◆ WORK REQUIRED ◆
Lines containing the word "structured" should be extracted in full.

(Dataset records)
****
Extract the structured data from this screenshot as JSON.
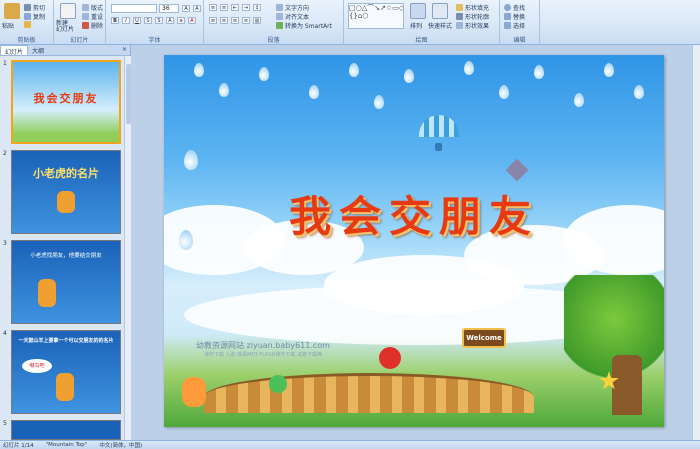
{
  "ribbon": {
    "clipboard": {
      "label": "剪贴板",
      "paste": "粘贴",
      "cut": "剪切",
      "copy": "复制",
      "format_painter": "格式刷"
    },
    "slides": {
      "label": "幻灯片",
      "new_slide": "新建\n幻灯片",
      "layout": "版式",
      "reset": "重设",
      "delete": "删除"
    },
    "font": {
      "label": "字体",
      "font_size": "36"
    },
    "paragraph": {
      "label": "段落",
      "text_direction": "文字方向",
      "align_text": "对齐文本",
      "smartart": "转换为 SmartArt"
    },
    "drawing": {
      "label": "绘图",
      "arrange": "排列",
      "quick_styles": "快速样式",
      "shape_fill": "形状填充",
      "shape_outline": "形状轮廓",
      "shape_effects": "形状效果"
    },
    "editing": {
      "label": "编辑",
      "find": "查找",
      "replace": "替换",
      "select": "选择"
    }
  },
  "panel": {
    "tab_slides": "幻灯片",
    "tab_outline": "大纲",
    "close": "×",
    "thumbnails": [
      {
        "num": "1",
        "title": "我会交朋友"
      },
      {
        "num": "2",
        "title": "小老虎的名片"
      },
      {
        "num": "3",
        "title": "小老虎找朋友，他要结交朋友"
      },
      {
        "num": "4",
        "title": "一天鼓山羊上要拿一个可以交朋友的的名片",
        "bubble": "嘟鸟吧"
      },
      {
        "num": "5",
        "title": ""
      }
    ]
  },
  "slide": {
    "title": "我会交朋友",
    "watermark": "幼教资源网站 ziyuan.baby611.com",
    "watermark_sub": "课件下载 儿歌 故事MP3 FLASH课件下载 试卷下载等",
    "welcome_sign": "Welcome"
  },
  "status": {
    "slide_counter": "幻灯片 1/14",
    "theme": "\"Mountain Top\"",
    "language": "中文(简体，中国)"
  },
  "colors": {
    "title_red": "#e83a12",
    "ribbon_bg": "#dbe8f7",
    "selection_orange": "#f2a51c"
  }
}
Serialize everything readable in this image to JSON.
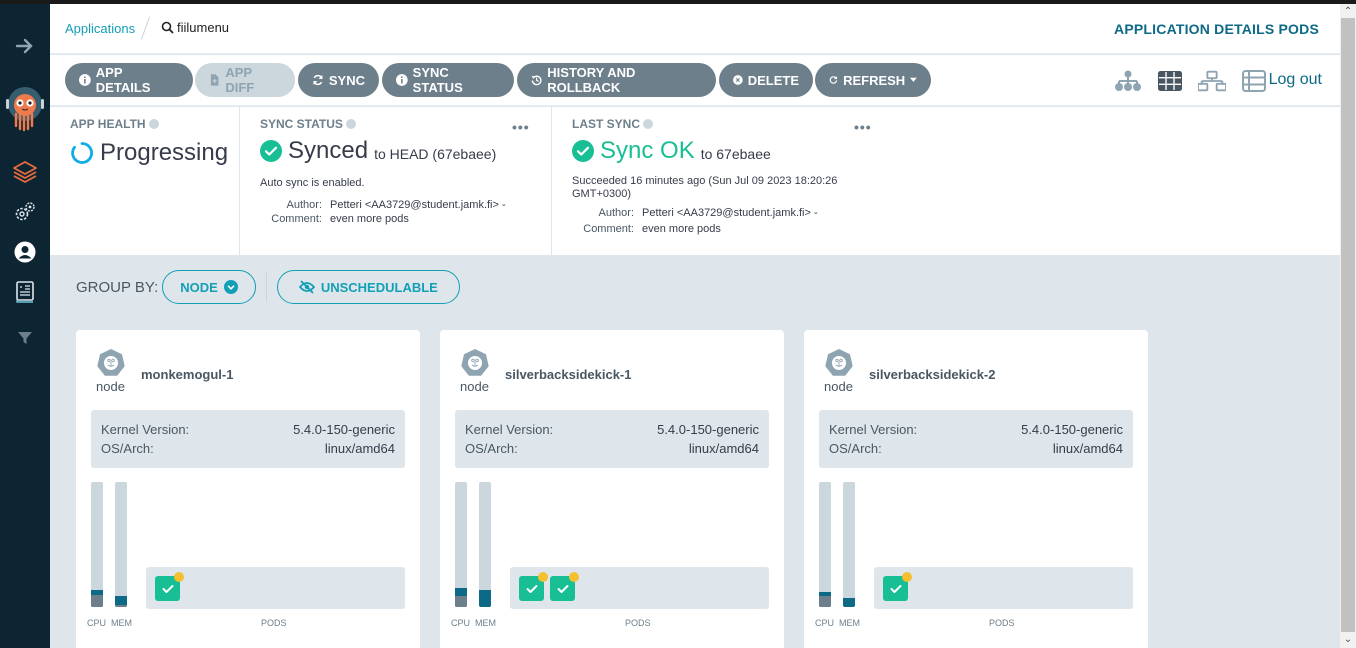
{
  "breadcrumb": {
    "root": "Applications",
    "current": "fiilumenu"
  },
  "page_title": "APPLICATION DETAILS PODS",
  "toolbar": {
    "buttons": [
      {
        "label": "APP DETAILS",
        "icon": "info-circle-icon",
        "disabled": false
      },
      {
        "label": "APP DIFF",
        "icon": "file-diff-icon",
        "disabled": true
      },
      {
        "label": "SYNC",
        "icon": "sync-icon",
        "disabled": false
      },
      {
        "label": "SYNC STATUS",
        "icon": "info-circle-icon",
        "disabled": false
      },
      {
        "label": "HISTORY AND ROLLBACK",
        "icon": "history-icon",
        "disabled": false
      },
      {
        "label": "DELETE",
        "icon": "times-circle-icon",
        "disabled": false
      },
      {
        "label": "REFRESH",
        "icon": "redo-icon",
        "disabled": false
      }
    ],
    "view_icons": [
      "tree-view-icon",
      "pods-view-icon",
      "network-view-icon",
      "list-view-icon"
    ],
    "logout": "Log out"
  },
  "summary": {
    "app_health": {
      "label": "APP HEALTH",
      "status": "Progressing"
    },
    "sync_status": {
      "label": "SYNC STATUS",
      "status": "Synced",
      "ref": "to HEAD (67ebaee)",
      "auto_sync": "Auto sync is enabled.",
      "author_key": "Author:",
      "author": "Petteri <AA3729@student.jamk.fi> -",
      "comment_key": "Comment:",
      "comment": "even more pods",
      "more": "•••"
    },
    "last_sync": {
      "label": "LAST SYNC",
      "status": "Sync OK",
      "ref": "to 67ebaee",
      "time": "Succeeded 16 minutes ago (Sun Jul 09 2023 18:20:26 GMT+0300)",
      "author_key": "Author:",
      "author": "Petteri <AA3729@student.jamk.fi> -",
      "comment_key": "Comment:",
      "comment": "even more pods",
      "more": "•••"
    }
  },
  "group_by": {
    "label": "GROUP BY:",
    "value": "NODE",
    "unschedulable": "UNSCHEDULABLE"
  },
  "colors": {
    "accent": "#139fb6",
    "brand": "#0d6a86",
    "success": "#18be94",
    "button": "#6d7f8b",
    "warning_dot": "#f4c030"
  },
  "nodes": [
    {
      "kind": "node",
      "name": "monkemogul-1",
      "kernel_key": "Kernel Version:",
      "kernel": "5.4.0-150-generic",
      "os_key": "OS/Arch:",
      "os": "linux/amd64",
      "cpu": {
        "used_pct": 10,
        "requested_pct": 14
      },
      "mem": {
        "used_pct": 2,
        "requested_pct": 9
      },
      "pods": 1,
      "cpu_label": "CPU",
      "mem_label": "MEM",
      "pods_label": "PODS"
    },
    {
      "kind": "node",
      "name": "silverbacksidekick-1",
      "kernel_key": "Kernel Version:",
      "kernel": "5.4.0-150-generic",
      "os_key": "OS/Arch:",
      "os": "linux/amd64",
      "cpu": {
        "used_pct": 9,
        "requested_pct": 15
      },
      "mem": {
        "used_pct": 0,
        "requested_pct": 14
      },
      "pods": 2,
      "cpu_label": "CPU",
      "mem_label": "MEM",
      "pods_label": "PODS"
    },
    {
      "kind": "node",
      "name": "silverbacksidekick-2",
      "kernel_key": "Kernel Version:",
      "kernel": "5.4.0-150-generic",
      "os_key": "OS/Arch:",
      "os": "linux/amd64",
      "cpu": {
        "used_pct": 9,
        "requested_pct": 12
      },
      "mem": {
        "used_pct": 0,
        "requested_pct": 7
      },
      "pods": 1,
      "cpu_label": "CPU",
      "mem_label": "MEM",
      "pods_label": "PODS"
    }
  ]
}
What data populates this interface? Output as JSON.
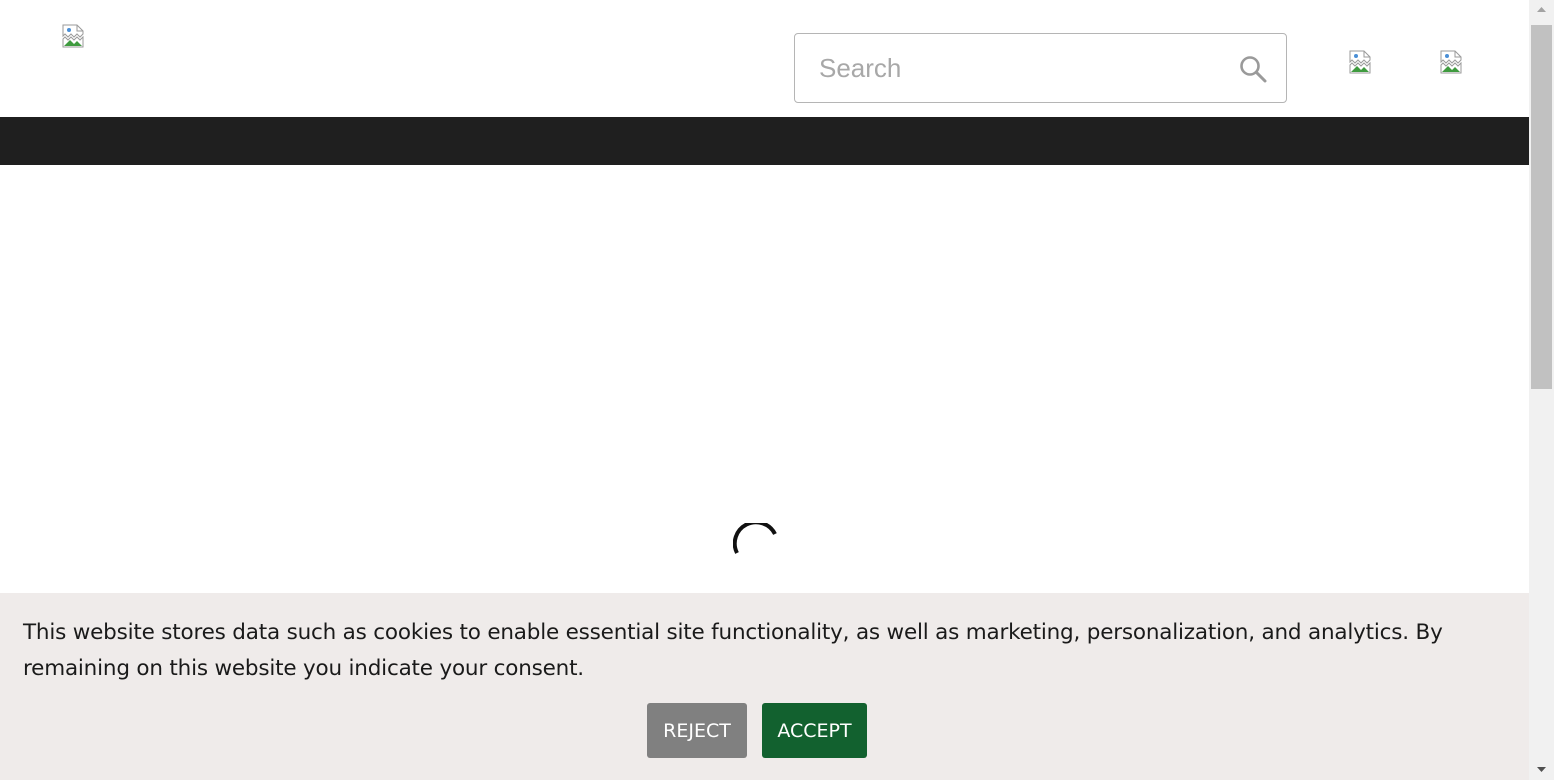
{
  "header": {
    "logo_alt": "",
    "search": {
      "placeholder": "Search",
      "value": ""
    },
    "icons": [
      "broken-image-icon",
      "broken-image-icon"
    ]
  },
  "main": {
    "state": "loading",
    "spinner_icon": "loading-spinner-icon"
  },
  "cookie_banner": {
    "message": "This website stores data such as cookies to enable essential site functionality, as well as marketing, personalization, and analytics. By remaining on this website you indicate your consent.",
    "reject_label": "REJECT",
    "accept_label": "ACCEPT",
    "colors": {
      "background": "#efebea",
      "reject": "#808080",
      "accept": "#12612f"
    }
  },
  "colors": {
    "navbar": "#1f1f1f",
    "search_border": "#b5b5b5",
    "placeholder": "#a8a8a8"
  },
  "scrollbar": {
    "position_fraction": 0.0
  }
}
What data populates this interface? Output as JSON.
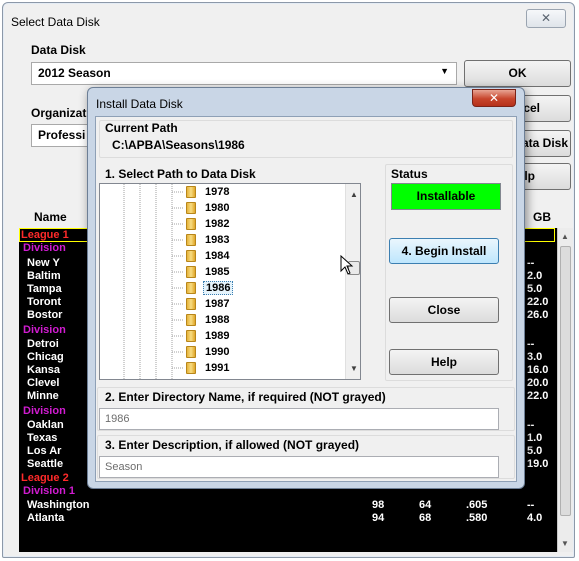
{
  "main_window": {
    "title": "Select Data Disk",
    "close_glyph": "✕",
    "data_disk_label": "Data Disk",
    "data_disk_value": "2012  Season",
    "organization_label": "Organizat",
    "organization_value": "Professi",
    "ok_label": "OK",
    "cancel_label": "cel",
    "install_label": "ata Disk",
    "help_label": "lp"
  },
  "grid": {
    "name_header": "Name",
    "gb_header": "GB",
    "rows": [
      {
        "kind": "league",
        "text": "League 1",
        "gb": ""
      },
      {
        "kind": "division",
        "text": "Division",
        "gb": ""
      },
      {
        "kind": "team",
        "text": "New Y",
        "gb": "--"
      },
      {
        "kind": "team",
        "text": "Baltim",
        "gb": "2.0"
      },
      {
        "kind": "team",
        "text": "Tampa",
        "gb": "5.0"
      },
      {
        "kind": "team",
        "text": "Toront",
        "gb": "22.0"
      },
      {
        "kind": "team",
        "text": "Bostor",
        "gb": "26.0"
      },
      {
        "kind": "division",
        "text": "Division",
        "gb": ""
      },
      {
        "kind": "team",
        "text": "Detroi",
        "gb": "--"
      },
      {
        "kind": "team",
        "text": "Chicag",
        "gb": "3.0"
      },
      {
        "kind": "team",
        "text": "Kansa",
        "gb": "16.0"
      },
      {
        "kind": "team",
        "text": "Clevel",
        "gb": "20.0"
      },
      {
        "kind": "team",
        "text": "Minne",
        "gb": "22.0"
      },
      {
        "kind": "division",
        "text": "Division",
        "gb": ""
      },
      {
        "kind": "team",
        "text": "Oaklan",
        "gb": "--"
      },
      {
        "kind": "team",
        "text": "Texas",
        "gb": "1.0"
      },
      {
        "kind": "team",
        "text": "Los Ar",
        "gb": "5.0"
      },
      {
        "kind": "team",
        "text": "Seattle",
        "gb": "19.0"
      },
      {
        "kind": "league",
        "text": "League 2",
        "gb": ""
      },
      {
        "kind": "division",
        "text": "Division 1",
        "gb": ""
      },
      {
        "kind": "team",
        "text": "Washington",
        "w": "98",
        "l": "64",
        "pct": ".605",
        "gb": "--"
      },
      {
        "kind": "team",
        "text": "Atlanta",
        "w": "94",
        "l": "68",
        "pct": ".580",
        "gb": "4.0"
      }
    ]
  },
  "install_dialog": {
    "title": "Install Data Disk",
    "close_glyph": "✕",
    "current_path_label": "Current Path",
    "current_path_value": "C:\\APBA\\Seasons\\1986",
    "select_path_label": "1. Select Path to Data Disk",
    "status_label": "Status",
    "status_value": "Installable",
    "status_color": "#00ff00",
    "tree_items": [
      "1978",
      "1980",
      "1982",
      "1983",
      "1984",
      "1985",
      "1986",
      "1987",
      "1988",
      "1989",
      "1990",
      "1991"
    ],
    "selected_item": "1986",
    "begin_install_label": "4. Begin Install",
    "close_label": "Close",
    "help_label": "Help",
    "dir_name_label": "2. Enter Directory Name, if required (NOT grayed)",
    "dir_name_value": "1986",
    "description_label": "3. Enter Description, if allowed (NOT grayed)",
    "description_value": "Season"
  }
}
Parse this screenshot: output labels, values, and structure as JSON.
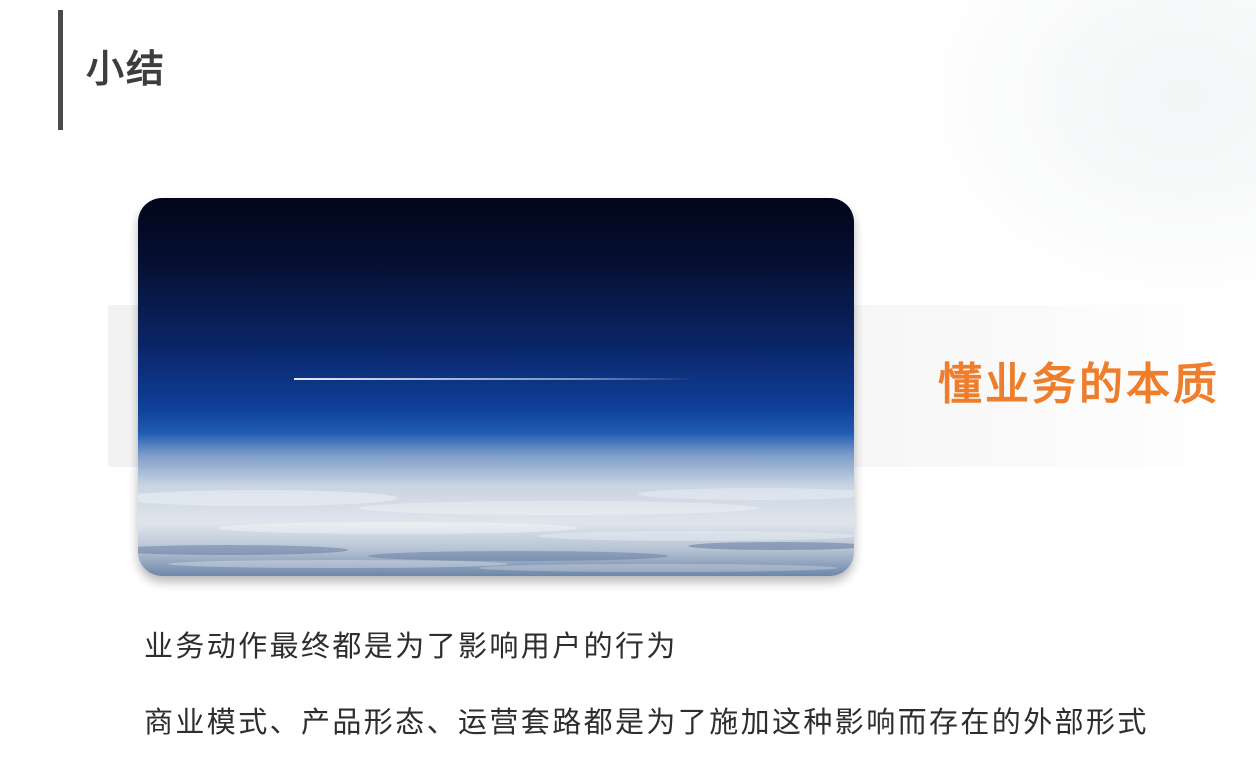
{
  "slide": {
    "title": "小结",
    "highlight": "懂业务的本质",
    "lines": [
      "业务动作最终都是为了影响用户的行为",
      "商业模式、产品形态、运营套路都是为了施加这种影响而存在的外部形式"
    ]
  },
  "colors": {
    "accent": "#ee7d2c",
    "title_text": "#3d3d3d",
    "body_text": "#2e2e2e",
    "title_bar": "#4a4a4a"
  },
  "photo": {
    "subject": "earth-horizon-from-stratosphere-with-contrail"
  }
}
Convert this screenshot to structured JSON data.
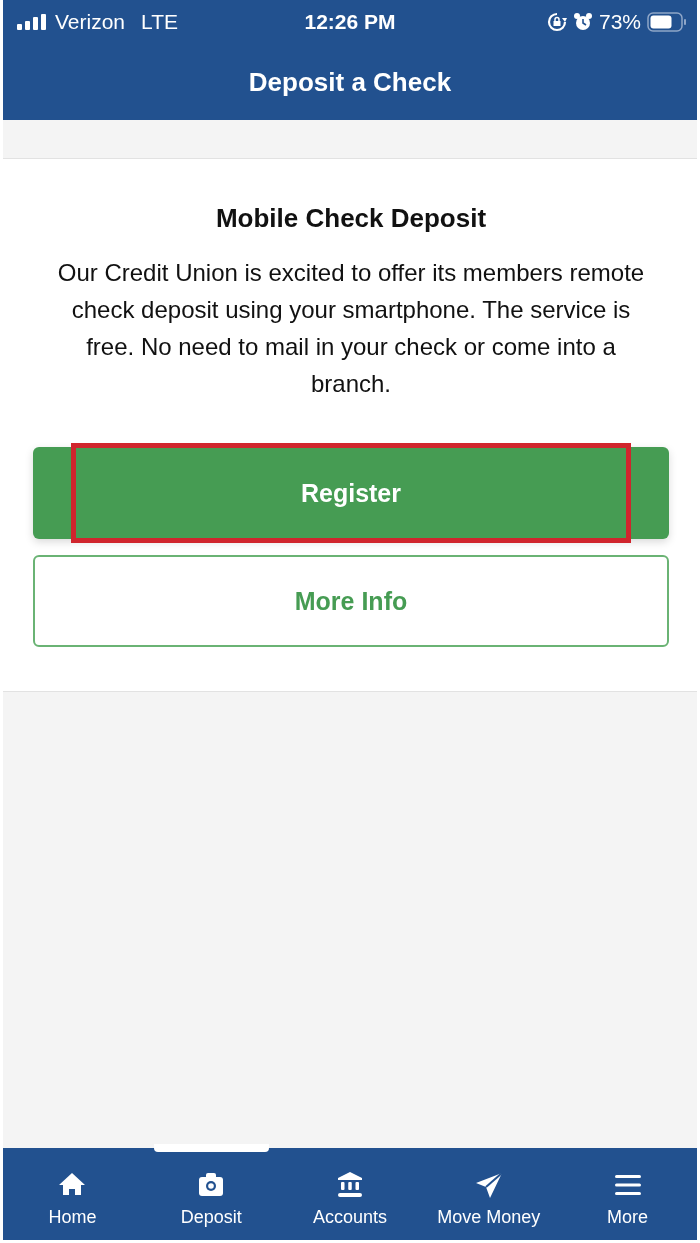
{
  "status_bar": {
    "carrier": "Verizon",
    "network": "LTE",
    "time": "12:26 PM",
    "battery": "73%"
  },
  "header": {
    "title": "Deposit a Check"
  },
  "card": {
    "title": "Mobile Check Deposit",
    "body": "Our Credit Union is excited to offer its members remote check deposit using your smartphone. The service is free. No need to mail in your check or come into a branch.",
    "buttons": [
      {
        "label": "Register",
        "kind": "primary",
        "highlighted": true
      },
      {
        "label": "More Info",
        "kind": "outline",
        "highlighted": false
      }
    ]
  },
  "tab_bar": [
    {
      "label": "Home",
      "kind": "home",
      "selected": false
    },
    {
      "label": "Deposit",
      "kind": "deposit",
      "selected": true
    },
    {
      "label": "Accounts",
      "kind": "accounts",
      "selected": false
    },
    {
      "label": "Move Money",
      "kind": "transfer",
      "selected": false
    },
    {
      "label": "More",
      "kind": "more",
      "selected": false
    }
  ]
}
****
◆ CORRECT ANSWER ◆
Extract the structured data from this screenshot as JSON.
Convert this screenshot to structured JSON data.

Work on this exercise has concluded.